((
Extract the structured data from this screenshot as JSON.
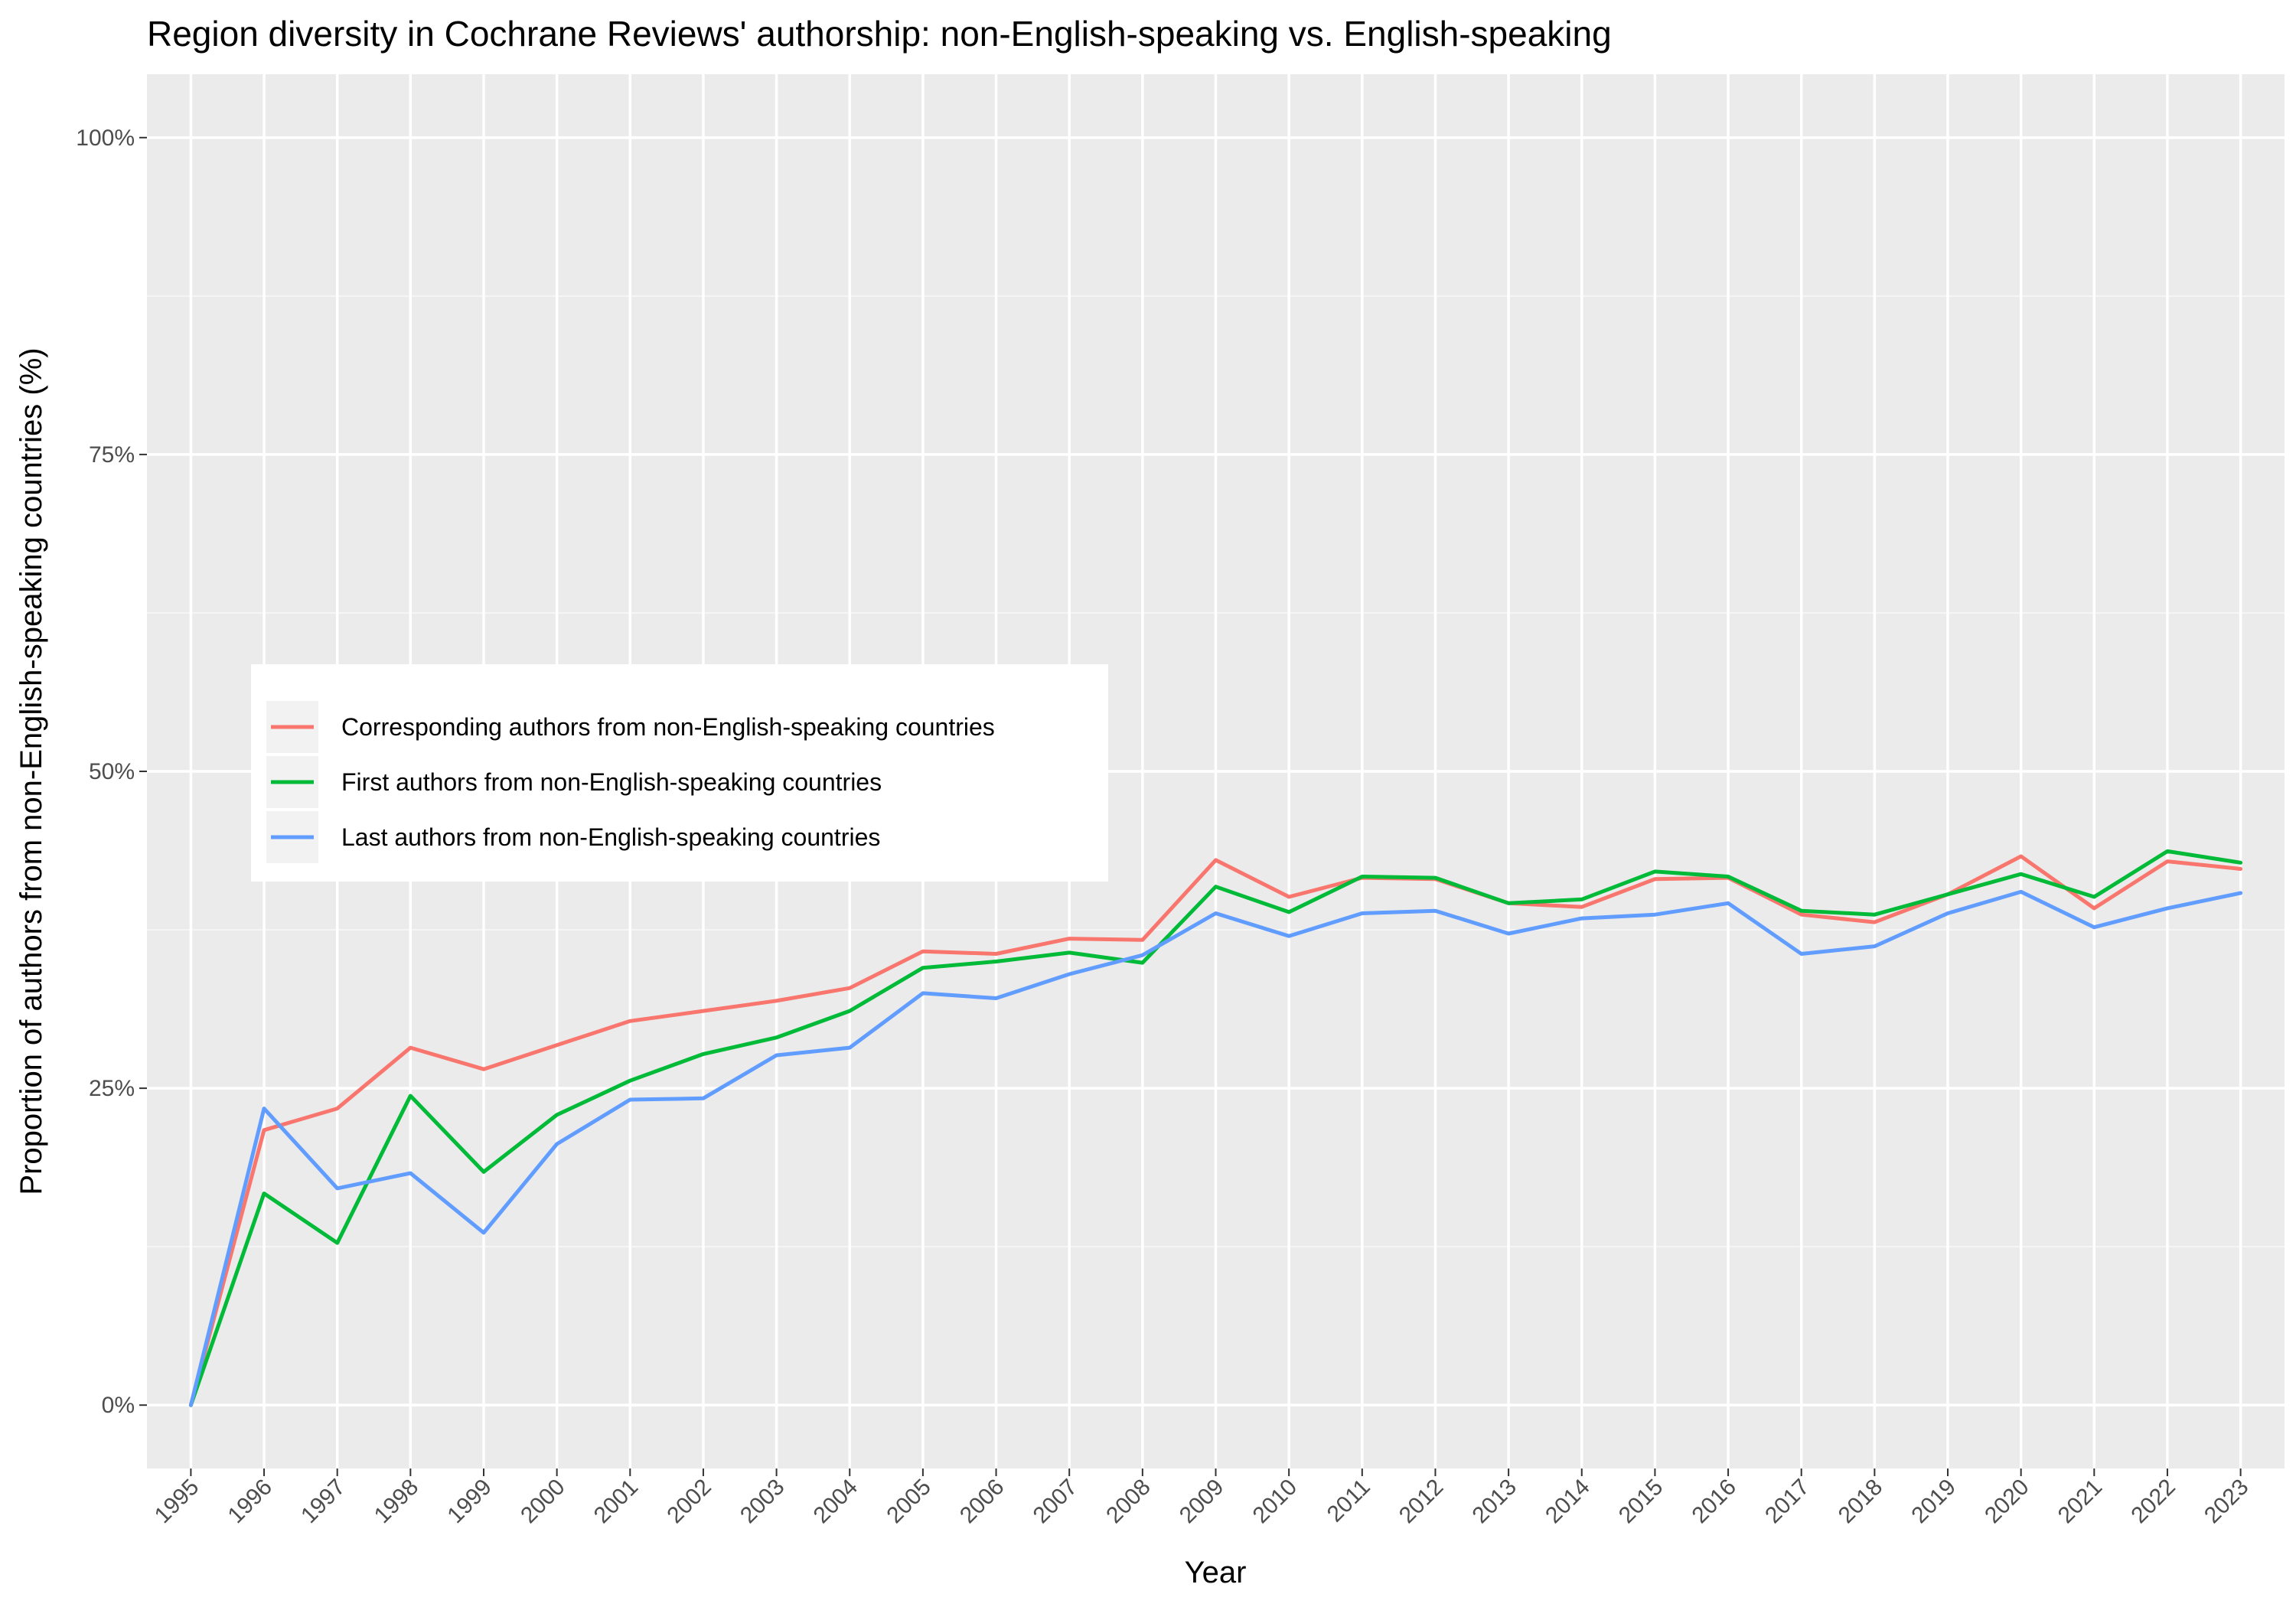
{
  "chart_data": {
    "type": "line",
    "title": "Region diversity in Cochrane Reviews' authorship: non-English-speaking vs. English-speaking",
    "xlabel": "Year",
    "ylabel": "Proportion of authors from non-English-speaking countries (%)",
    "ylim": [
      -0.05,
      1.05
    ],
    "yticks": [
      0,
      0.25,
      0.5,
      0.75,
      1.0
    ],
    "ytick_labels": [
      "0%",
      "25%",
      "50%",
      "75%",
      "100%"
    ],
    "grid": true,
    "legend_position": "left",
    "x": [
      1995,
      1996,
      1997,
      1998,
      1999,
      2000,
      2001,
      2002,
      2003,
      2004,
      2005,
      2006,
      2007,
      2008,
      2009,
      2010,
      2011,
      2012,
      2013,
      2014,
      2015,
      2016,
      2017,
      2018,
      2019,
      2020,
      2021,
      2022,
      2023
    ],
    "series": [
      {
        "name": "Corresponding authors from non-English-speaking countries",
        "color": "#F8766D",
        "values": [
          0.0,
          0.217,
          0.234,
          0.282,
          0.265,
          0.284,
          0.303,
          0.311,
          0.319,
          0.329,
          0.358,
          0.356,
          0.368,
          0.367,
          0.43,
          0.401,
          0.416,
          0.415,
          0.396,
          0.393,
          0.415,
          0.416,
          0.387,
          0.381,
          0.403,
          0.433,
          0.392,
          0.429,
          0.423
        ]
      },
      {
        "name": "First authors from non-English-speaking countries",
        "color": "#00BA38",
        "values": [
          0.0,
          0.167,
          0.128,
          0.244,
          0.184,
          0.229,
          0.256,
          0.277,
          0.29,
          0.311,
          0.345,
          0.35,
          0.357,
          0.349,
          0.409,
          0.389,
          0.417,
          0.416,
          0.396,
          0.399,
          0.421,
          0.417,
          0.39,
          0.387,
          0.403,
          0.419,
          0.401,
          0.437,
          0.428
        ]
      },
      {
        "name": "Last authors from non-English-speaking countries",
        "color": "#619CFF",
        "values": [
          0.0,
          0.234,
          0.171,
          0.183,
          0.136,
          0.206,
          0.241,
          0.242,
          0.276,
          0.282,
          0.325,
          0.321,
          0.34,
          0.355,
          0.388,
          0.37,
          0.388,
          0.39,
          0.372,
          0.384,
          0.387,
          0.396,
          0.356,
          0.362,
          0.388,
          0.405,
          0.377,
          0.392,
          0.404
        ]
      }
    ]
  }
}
))
((
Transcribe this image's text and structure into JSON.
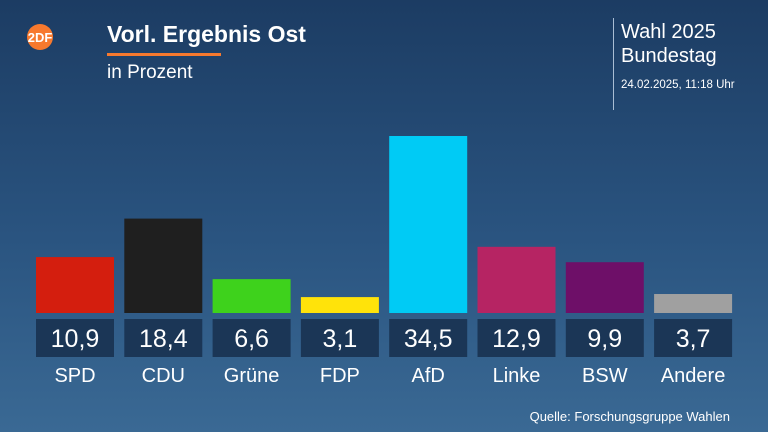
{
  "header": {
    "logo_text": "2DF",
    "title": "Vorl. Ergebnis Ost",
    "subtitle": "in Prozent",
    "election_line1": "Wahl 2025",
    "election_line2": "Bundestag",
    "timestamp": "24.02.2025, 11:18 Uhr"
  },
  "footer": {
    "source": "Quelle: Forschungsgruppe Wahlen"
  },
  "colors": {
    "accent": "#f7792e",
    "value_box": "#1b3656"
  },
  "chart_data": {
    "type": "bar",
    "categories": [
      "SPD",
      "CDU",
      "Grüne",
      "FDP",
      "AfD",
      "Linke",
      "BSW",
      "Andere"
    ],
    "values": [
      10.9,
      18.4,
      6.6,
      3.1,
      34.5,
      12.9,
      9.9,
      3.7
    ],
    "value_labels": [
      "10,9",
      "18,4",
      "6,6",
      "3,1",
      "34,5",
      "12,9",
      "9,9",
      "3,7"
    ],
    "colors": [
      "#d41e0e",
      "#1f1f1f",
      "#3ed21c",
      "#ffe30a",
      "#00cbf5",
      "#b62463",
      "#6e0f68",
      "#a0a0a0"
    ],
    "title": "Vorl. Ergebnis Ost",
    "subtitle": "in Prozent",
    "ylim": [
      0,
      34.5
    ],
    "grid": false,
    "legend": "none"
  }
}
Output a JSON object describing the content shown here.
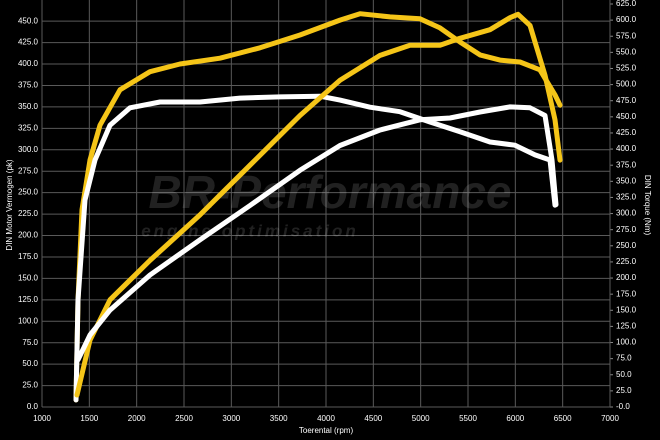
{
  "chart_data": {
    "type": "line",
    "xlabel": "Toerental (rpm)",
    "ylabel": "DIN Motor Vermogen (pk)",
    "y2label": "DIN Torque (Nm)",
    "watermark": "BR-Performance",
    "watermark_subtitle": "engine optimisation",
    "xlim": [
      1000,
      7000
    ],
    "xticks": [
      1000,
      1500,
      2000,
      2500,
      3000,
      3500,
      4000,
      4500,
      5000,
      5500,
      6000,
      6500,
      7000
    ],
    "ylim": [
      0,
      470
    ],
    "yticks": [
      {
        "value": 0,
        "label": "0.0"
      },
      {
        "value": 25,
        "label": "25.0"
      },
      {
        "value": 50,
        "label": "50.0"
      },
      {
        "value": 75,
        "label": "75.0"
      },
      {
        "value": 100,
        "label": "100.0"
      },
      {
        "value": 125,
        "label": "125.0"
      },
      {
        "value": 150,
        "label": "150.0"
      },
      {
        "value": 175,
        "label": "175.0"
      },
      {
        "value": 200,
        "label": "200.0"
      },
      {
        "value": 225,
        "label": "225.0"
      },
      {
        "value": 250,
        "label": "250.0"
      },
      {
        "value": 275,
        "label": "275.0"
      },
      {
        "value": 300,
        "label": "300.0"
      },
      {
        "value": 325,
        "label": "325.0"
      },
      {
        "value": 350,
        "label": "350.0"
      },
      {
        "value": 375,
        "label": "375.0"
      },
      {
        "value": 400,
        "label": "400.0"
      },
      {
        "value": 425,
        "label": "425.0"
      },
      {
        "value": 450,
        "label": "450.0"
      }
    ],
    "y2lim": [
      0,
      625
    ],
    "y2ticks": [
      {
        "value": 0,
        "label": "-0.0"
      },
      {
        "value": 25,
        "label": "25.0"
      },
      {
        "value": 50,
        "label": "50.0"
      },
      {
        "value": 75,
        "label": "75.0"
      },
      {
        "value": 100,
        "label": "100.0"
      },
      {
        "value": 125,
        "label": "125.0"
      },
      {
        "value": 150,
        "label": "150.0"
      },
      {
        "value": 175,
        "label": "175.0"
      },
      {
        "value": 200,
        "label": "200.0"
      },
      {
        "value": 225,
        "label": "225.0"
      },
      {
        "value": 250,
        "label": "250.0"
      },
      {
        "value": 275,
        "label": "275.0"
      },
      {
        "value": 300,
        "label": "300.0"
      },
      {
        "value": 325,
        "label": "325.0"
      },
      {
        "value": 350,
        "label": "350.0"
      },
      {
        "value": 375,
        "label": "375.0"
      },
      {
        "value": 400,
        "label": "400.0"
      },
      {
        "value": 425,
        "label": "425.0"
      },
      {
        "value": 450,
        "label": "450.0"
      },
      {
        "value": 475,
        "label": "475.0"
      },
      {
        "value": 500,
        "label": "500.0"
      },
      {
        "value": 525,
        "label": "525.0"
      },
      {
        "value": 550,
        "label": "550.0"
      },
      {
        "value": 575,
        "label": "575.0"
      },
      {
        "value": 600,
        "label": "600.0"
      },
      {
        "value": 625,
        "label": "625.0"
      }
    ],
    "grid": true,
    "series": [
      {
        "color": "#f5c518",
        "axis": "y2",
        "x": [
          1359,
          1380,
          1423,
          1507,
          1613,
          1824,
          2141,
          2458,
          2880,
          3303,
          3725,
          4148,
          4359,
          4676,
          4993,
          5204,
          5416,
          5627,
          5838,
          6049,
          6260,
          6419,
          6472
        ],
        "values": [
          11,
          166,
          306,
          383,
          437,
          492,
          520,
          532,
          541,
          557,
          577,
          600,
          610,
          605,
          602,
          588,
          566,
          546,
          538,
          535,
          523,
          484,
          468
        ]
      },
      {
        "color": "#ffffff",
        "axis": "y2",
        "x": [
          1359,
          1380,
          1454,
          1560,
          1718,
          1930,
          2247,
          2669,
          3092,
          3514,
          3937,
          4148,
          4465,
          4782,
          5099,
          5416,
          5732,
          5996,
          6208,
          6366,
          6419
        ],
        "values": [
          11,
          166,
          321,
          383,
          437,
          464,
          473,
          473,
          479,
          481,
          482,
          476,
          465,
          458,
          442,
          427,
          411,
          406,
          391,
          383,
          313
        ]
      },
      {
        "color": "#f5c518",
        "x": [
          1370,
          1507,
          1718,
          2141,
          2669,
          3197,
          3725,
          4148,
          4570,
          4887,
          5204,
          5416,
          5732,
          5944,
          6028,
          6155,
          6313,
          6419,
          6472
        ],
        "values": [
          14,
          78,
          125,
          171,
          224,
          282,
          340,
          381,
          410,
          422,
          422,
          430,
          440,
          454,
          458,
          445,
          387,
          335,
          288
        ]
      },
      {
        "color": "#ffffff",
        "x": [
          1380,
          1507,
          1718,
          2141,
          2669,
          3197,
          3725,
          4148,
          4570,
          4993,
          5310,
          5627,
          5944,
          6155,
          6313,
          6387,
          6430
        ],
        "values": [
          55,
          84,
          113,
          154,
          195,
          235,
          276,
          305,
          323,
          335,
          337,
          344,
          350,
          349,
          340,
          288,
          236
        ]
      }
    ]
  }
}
))
((
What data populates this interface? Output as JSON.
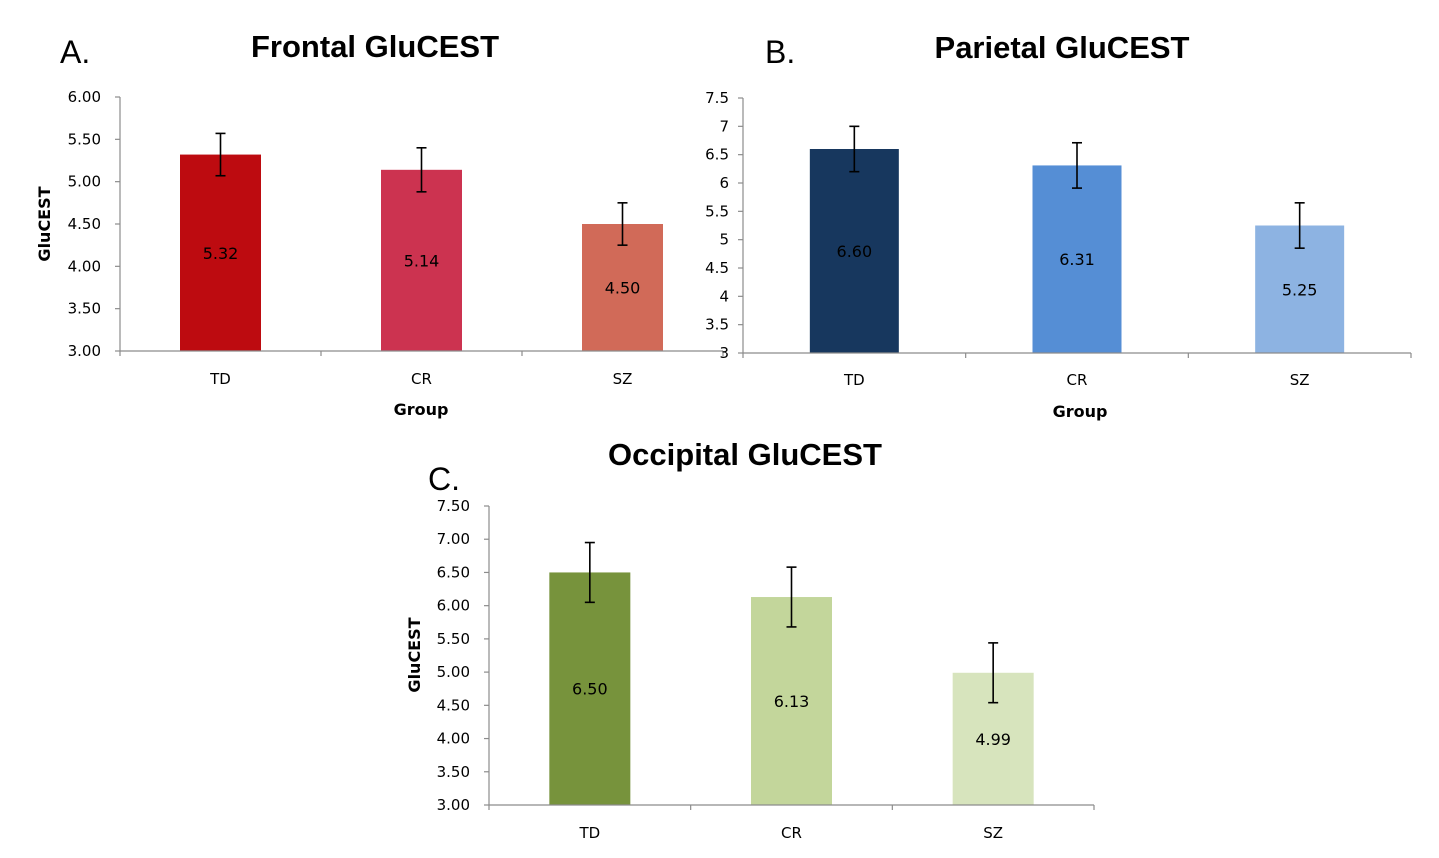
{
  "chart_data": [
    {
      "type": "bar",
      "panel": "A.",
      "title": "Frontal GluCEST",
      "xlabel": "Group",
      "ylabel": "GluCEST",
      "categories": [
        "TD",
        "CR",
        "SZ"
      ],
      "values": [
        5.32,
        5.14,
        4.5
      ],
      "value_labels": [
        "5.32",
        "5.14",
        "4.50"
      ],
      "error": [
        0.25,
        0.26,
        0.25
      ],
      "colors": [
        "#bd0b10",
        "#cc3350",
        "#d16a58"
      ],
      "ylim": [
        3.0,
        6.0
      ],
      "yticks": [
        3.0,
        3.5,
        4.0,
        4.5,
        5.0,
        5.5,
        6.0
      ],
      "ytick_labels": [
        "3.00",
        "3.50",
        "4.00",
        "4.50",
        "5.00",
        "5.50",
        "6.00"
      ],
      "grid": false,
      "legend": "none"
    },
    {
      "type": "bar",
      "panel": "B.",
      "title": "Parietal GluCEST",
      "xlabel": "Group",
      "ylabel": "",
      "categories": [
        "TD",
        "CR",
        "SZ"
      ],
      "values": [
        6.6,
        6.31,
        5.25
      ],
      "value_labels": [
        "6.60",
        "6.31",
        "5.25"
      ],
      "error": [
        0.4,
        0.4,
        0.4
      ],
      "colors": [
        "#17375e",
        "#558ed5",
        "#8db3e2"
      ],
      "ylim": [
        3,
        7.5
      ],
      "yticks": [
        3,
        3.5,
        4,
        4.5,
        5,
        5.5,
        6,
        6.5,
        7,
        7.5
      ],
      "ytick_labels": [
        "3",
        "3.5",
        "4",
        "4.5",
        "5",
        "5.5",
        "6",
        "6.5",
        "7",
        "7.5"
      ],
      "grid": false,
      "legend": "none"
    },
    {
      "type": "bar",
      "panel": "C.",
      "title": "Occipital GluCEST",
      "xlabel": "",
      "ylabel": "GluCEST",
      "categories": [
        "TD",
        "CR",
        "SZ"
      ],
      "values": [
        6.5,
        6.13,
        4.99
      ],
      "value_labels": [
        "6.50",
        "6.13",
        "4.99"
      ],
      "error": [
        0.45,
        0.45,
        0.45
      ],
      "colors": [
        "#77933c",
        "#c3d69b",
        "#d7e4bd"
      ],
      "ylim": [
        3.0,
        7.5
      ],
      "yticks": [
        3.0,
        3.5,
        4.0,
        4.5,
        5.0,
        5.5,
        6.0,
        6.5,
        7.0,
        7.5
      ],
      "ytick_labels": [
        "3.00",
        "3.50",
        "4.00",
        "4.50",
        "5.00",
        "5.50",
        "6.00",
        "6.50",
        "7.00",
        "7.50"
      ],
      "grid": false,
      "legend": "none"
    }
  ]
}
))
DESCRIPTION OF THE TASK> Find each line holding the string "countries" and copy it out.

THE OUTPUT>
    "ylabel": "Proportion of authors from non-English-speaking countries (%)",
        "name": "Corresponding authors from non-English-speaking countries",
        "name": "First authors from non-English-speaking countries",
        "name": "Last authors from non-English-speaking countries",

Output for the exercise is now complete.